**THE PROBLEM:** Count lines with the string "title" in them. State the number alone.

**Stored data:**
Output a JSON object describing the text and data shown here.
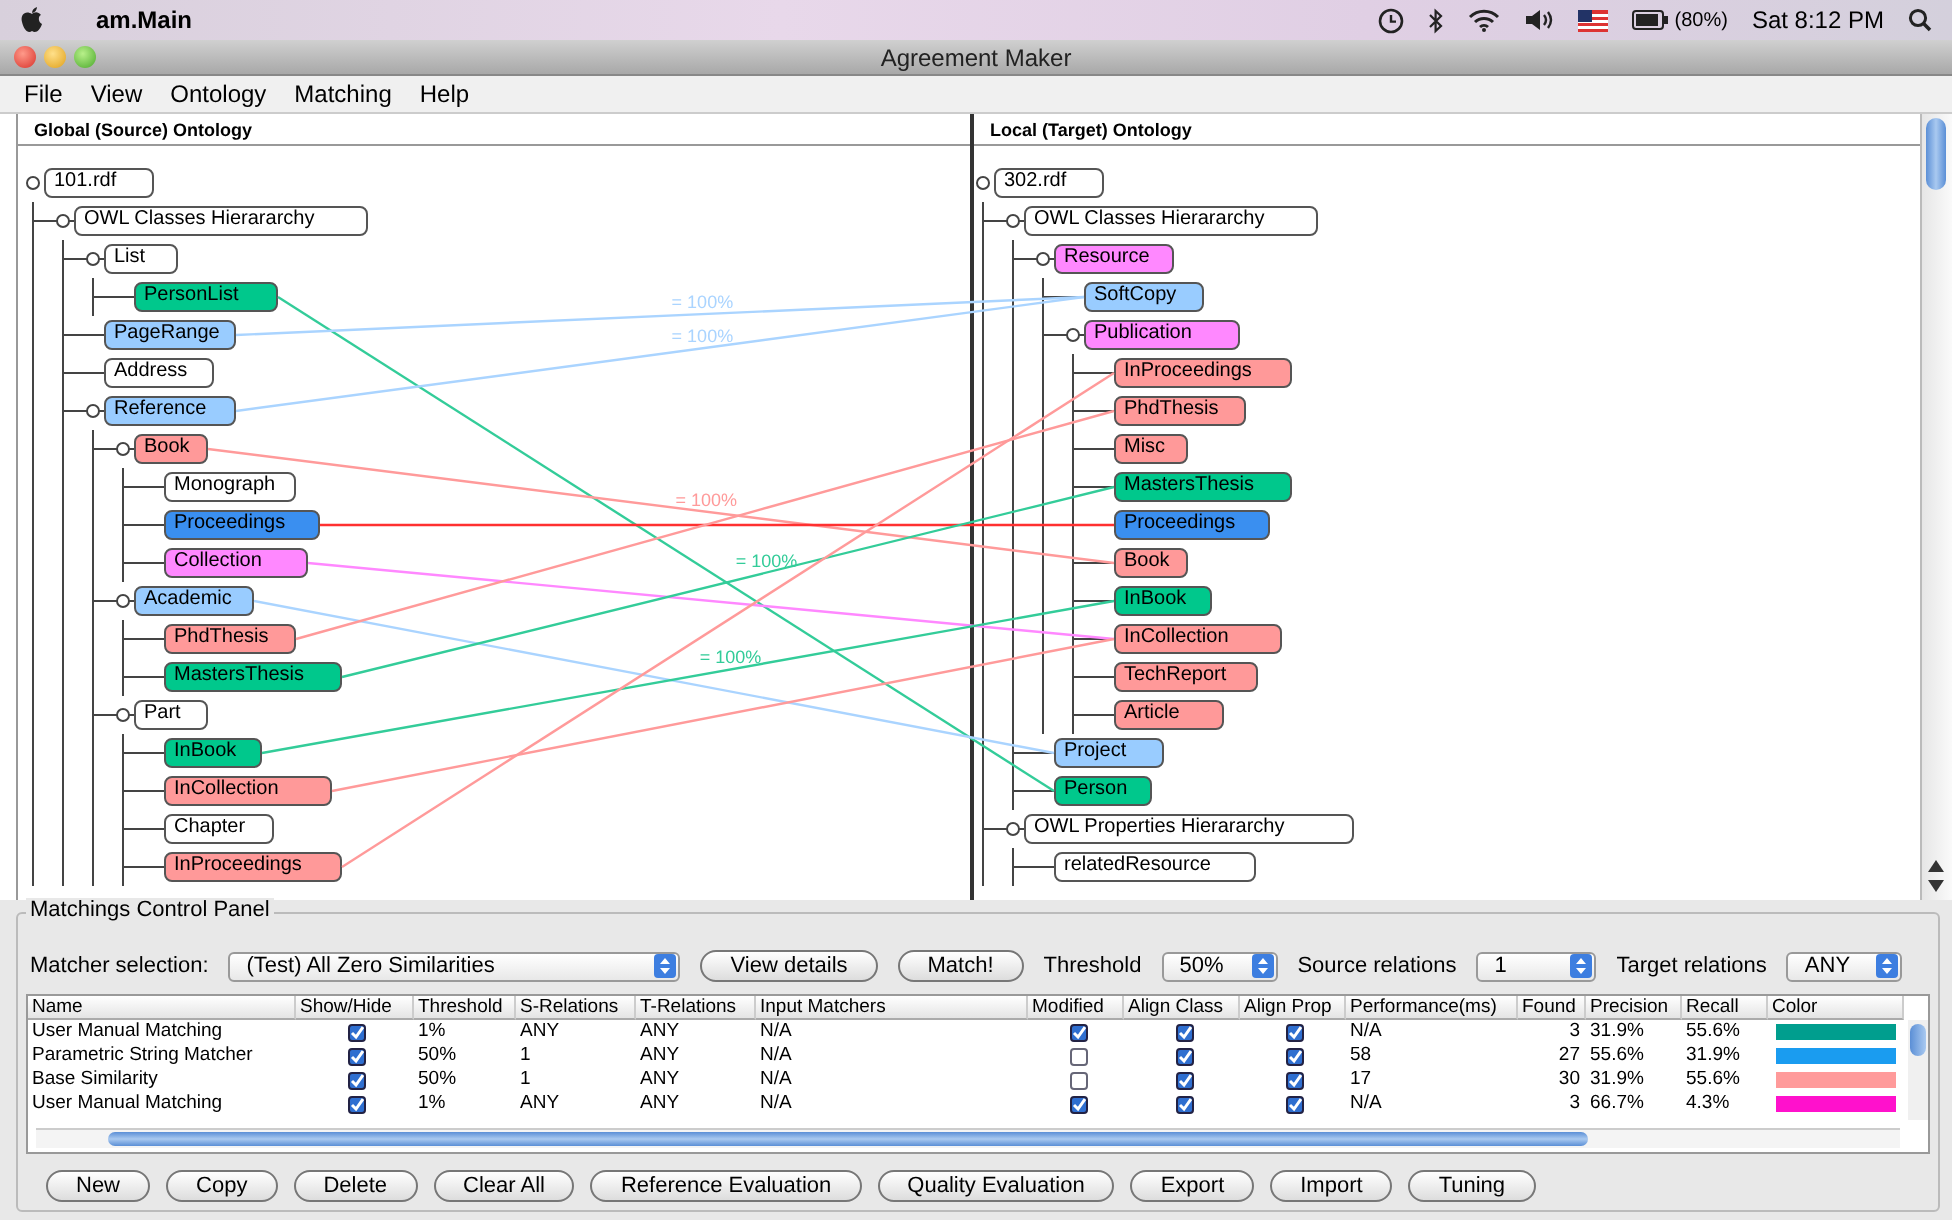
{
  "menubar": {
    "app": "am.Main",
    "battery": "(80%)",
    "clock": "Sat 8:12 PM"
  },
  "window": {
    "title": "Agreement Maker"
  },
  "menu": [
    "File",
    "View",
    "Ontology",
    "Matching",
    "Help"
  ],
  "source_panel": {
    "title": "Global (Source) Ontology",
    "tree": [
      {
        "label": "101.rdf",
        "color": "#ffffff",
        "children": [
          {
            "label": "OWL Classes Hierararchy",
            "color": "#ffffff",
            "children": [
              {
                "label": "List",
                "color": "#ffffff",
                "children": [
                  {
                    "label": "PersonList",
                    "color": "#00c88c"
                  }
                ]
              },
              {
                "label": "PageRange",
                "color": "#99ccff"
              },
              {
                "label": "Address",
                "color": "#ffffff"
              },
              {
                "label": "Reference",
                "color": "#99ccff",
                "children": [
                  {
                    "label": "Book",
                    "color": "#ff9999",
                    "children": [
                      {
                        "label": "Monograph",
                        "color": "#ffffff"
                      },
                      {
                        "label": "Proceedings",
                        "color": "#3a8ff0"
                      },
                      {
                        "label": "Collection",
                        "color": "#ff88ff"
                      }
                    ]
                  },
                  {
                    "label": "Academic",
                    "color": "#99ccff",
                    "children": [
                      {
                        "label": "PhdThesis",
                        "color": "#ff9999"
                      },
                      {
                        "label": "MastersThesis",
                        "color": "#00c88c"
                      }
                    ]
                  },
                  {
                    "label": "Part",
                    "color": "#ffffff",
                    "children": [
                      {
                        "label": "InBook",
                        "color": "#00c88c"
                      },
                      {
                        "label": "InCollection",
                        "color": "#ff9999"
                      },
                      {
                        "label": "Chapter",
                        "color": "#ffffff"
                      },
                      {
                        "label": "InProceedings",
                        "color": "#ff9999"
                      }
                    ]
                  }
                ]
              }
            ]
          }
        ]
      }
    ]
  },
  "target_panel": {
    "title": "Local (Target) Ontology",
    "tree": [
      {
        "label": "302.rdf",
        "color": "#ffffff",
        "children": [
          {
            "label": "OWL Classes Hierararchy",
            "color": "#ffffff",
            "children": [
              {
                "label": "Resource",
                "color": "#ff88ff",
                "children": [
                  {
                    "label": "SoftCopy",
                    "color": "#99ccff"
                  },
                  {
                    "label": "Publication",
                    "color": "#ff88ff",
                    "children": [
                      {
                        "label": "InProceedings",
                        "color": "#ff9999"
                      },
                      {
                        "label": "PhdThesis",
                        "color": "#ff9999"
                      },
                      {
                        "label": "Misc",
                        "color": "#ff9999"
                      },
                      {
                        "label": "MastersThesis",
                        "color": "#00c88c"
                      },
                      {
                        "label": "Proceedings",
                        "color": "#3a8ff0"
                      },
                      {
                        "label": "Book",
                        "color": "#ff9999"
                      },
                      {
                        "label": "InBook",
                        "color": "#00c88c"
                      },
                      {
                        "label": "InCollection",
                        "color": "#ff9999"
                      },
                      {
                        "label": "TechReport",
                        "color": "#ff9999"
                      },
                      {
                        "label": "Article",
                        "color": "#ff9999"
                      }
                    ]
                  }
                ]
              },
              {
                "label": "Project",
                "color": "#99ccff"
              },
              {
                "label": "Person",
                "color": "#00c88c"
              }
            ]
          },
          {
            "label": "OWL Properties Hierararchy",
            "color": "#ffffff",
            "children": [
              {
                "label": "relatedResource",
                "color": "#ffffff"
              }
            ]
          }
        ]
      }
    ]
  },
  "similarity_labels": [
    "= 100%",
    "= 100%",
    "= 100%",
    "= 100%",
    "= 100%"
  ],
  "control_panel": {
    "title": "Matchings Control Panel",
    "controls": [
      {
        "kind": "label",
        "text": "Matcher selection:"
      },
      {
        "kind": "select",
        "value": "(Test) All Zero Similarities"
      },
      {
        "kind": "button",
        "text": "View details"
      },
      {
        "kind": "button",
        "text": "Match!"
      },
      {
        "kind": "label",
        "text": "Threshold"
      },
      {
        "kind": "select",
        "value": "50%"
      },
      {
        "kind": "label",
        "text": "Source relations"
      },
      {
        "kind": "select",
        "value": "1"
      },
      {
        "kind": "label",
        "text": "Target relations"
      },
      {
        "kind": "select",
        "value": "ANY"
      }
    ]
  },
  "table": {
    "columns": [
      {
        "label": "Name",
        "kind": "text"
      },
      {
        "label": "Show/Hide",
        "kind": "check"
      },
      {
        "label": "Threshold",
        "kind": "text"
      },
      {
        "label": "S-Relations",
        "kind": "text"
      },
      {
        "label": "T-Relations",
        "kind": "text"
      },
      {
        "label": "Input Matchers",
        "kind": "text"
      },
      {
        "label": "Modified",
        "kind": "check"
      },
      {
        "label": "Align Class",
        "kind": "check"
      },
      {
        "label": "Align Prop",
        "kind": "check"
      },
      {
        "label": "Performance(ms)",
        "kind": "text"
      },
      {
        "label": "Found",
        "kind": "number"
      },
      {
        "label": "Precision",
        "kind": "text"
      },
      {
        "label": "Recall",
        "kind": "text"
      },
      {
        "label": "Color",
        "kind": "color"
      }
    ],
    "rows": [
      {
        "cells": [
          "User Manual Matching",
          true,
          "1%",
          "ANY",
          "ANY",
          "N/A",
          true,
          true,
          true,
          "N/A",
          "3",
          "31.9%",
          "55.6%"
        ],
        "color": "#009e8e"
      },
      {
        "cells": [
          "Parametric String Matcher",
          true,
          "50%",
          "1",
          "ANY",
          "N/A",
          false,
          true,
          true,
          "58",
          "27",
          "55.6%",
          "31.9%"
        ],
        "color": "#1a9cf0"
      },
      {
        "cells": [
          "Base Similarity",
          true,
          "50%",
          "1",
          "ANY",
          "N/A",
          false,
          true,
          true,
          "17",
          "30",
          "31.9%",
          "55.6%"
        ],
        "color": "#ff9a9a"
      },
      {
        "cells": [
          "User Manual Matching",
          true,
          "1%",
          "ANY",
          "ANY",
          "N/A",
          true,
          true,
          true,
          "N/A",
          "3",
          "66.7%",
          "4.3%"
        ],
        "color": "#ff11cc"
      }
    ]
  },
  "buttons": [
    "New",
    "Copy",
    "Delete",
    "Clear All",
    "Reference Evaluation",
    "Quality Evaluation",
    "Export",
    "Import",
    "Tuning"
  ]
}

**WRITTEN RESPONSE:** 4